- **Aim**
Please give the count of lines holding the string "choch" and nothing besides.

- **Input data**
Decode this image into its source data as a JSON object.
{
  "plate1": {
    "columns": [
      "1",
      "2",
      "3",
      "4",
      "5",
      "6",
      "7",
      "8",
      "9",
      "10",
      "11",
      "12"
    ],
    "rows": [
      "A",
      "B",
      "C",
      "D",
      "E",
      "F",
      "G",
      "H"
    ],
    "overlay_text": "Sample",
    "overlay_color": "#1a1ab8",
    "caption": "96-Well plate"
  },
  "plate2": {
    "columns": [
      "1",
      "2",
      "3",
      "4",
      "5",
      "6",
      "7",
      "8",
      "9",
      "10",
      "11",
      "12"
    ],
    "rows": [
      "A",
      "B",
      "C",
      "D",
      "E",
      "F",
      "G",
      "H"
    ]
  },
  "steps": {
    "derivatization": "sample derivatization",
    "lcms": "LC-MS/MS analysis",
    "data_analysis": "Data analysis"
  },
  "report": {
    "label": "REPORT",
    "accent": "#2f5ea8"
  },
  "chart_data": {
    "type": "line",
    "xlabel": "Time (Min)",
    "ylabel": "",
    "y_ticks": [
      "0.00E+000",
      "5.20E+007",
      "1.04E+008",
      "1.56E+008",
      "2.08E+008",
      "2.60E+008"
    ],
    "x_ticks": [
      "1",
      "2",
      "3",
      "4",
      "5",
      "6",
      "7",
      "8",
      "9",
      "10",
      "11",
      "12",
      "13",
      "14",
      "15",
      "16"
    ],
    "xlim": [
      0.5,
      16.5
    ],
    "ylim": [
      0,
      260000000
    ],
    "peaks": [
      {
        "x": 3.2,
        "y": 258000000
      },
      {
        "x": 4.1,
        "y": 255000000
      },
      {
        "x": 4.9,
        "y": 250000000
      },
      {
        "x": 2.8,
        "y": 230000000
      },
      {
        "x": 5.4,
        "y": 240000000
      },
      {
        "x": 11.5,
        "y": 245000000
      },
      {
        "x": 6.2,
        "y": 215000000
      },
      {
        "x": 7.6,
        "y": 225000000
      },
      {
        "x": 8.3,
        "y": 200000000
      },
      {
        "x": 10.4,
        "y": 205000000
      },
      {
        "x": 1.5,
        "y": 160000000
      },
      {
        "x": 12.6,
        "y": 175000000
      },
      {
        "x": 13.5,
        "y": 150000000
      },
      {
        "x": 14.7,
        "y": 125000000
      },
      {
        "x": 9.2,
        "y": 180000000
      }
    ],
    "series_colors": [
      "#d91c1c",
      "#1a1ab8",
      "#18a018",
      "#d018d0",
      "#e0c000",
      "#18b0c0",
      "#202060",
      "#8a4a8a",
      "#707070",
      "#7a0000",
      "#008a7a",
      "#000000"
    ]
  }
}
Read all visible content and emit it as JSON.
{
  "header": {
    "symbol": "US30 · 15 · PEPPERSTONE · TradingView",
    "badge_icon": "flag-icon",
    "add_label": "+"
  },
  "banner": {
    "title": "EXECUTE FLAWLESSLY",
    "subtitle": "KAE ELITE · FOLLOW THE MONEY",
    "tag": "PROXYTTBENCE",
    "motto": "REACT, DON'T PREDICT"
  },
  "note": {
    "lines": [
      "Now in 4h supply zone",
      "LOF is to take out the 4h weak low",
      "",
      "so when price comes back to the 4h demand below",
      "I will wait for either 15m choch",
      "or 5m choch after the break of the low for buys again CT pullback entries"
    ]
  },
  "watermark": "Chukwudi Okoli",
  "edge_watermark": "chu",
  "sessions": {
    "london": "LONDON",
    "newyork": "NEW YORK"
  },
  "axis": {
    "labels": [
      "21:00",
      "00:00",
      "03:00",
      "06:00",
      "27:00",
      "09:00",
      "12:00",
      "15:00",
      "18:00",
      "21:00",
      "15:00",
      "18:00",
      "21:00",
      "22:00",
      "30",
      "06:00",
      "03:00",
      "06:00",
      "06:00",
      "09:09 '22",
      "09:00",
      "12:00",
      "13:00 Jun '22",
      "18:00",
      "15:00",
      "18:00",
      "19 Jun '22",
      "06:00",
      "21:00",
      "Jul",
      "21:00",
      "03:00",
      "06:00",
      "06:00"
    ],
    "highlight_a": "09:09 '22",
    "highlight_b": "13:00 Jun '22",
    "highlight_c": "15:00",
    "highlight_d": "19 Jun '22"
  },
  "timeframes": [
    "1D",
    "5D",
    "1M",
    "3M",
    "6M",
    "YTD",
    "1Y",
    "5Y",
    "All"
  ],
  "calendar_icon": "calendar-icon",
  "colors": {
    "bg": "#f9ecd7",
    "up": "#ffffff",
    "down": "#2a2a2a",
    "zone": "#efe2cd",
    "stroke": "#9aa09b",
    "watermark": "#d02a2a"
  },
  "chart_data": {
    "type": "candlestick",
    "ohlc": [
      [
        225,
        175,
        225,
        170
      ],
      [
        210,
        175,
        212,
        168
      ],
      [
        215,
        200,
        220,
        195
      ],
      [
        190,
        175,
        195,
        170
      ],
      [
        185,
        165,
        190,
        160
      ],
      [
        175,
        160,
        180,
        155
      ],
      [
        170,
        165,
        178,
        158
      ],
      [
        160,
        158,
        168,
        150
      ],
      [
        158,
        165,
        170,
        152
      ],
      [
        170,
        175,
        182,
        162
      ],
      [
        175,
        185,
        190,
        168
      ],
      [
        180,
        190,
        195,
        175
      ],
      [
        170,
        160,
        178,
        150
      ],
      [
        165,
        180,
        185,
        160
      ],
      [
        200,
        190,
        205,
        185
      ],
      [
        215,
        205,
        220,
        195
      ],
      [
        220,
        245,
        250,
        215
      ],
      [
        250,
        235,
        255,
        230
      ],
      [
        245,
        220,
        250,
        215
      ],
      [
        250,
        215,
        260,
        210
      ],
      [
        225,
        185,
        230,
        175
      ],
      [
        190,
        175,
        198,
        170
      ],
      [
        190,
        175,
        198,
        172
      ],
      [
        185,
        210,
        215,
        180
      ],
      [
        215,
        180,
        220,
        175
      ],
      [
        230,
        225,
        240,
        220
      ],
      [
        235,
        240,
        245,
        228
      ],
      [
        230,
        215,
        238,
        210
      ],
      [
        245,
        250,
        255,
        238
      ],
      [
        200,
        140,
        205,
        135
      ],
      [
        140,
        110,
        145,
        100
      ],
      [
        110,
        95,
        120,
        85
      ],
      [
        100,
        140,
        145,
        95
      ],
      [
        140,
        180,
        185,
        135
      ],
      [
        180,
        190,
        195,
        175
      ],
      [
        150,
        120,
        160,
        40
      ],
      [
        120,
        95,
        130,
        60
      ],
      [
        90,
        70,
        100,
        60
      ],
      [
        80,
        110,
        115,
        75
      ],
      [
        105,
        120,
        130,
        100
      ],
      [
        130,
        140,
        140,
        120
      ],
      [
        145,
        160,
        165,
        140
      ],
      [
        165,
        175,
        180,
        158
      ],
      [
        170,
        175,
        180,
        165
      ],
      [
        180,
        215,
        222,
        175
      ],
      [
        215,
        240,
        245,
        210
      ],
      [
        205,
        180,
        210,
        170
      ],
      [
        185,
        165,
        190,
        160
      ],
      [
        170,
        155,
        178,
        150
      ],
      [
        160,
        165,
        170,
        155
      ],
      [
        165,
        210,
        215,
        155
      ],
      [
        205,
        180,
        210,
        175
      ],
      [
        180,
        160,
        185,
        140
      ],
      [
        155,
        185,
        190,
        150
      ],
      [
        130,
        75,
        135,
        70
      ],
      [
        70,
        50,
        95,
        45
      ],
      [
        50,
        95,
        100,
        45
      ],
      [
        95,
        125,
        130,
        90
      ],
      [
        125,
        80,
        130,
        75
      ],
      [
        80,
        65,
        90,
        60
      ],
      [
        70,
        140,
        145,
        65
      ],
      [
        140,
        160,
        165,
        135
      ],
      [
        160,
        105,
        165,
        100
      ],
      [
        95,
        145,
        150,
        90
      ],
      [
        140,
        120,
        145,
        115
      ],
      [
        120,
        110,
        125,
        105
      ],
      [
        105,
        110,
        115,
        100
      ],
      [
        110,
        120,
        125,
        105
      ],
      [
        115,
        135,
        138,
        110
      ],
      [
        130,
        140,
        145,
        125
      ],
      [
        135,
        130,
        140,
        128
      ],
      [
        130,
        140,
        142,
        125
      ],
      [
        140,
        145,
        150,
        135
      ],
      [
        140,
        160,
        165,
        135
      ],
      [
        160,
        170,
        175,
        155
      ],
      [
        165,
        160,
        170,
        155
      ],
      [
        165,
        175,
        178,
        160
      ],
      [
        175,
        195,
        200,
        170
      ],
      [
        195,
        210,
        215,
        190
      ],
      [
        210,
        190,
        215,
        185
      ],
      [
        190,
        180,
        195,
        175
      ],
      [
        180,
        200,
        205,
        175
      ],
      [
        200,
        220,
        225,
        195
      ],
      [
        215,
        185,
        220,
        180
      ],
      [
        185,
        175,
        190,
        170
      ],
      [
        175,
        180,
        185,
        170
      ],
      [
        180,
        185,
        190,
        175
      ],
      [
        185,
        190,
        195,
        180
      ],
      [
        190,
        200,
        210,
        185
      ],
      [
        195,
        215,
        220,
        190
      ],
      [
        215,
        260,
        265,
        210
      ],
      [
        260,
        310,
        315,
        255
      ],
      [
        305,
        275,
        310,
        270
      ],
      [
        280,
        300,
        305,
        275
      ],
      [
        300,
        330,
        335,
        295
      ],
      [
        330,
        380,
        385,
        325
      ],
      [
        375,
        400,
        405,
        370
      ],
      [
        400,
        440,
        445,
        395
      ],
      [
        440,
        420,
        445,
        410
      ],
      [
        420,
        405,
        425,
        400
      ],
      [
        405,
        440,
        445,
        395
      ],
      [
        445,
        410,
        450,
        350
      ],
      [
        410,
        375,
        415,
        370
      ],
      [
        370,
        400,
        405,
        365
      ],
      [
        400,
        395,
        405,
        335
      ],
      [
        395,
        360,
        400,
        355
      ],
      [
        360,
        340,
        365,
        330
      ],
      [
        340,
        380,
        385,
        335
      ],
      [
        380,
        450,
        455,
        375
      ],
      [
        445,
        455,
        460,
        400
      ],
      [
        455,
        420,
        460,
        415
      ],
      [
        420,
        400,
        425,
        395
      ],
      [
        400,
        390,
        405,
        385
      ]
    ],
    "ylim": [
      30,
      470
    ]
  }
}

- **Written reply**
2